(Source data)
☆ ☆ ☆ ☆ ☆ ☆ ☆

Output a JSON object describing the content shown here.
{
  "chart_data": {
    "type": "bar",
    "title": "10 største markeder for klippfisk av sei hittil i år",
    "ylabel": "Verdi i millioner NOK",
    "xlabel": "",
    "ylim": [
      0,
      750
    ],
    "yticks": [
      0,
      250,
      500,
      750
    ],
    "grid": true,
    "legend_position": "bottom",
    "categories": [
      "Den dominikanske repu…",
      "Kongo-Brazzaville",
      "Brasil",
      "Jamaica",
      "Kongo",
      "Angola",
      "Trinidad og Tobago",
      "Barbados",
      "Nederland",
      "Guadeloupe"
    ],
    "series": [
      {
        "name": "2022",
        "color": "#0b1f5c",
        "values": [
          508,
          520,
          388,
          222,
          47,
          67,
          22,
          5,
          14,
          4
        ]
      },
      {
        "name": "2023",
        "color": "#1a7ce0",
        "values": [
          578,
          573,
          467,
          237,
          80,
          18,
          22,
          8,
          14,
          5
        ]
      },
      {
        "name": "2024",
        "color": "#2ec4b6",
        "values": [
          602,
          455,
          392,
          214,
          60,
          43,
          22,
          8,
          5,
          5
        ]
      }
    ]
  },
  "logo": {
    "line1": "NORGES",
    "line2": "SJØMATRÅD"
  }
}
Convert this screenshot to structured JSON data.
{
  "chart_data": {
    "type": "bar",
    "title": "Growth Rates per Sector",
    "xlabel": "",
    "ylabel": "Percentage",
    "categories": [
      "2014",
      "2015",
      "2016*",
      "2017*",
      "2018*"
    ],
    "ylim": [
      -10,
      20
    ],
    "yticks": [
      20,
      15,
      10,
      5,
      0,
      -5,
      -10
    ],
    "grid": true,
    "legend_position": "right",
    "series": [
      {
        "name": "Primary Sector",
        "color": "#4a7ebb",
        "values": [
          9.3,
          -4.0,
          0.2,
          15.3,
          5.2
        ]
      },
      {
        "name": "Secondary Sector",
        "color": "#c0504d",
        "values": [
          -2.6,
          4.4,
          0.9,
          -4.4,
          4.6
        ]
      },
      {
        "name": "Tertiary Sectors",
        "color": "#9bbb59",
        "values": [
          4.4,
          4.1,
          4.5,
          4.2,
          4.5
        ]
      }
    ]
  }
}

☆ ☆ ☆ ☆ ☆ ☆ ☆

Look through the entries above. Extract each line with the word "title".

    "title": "10 største markeder for klippfisk av sei hittil i år",
    "title": "Growth Rates per Sector",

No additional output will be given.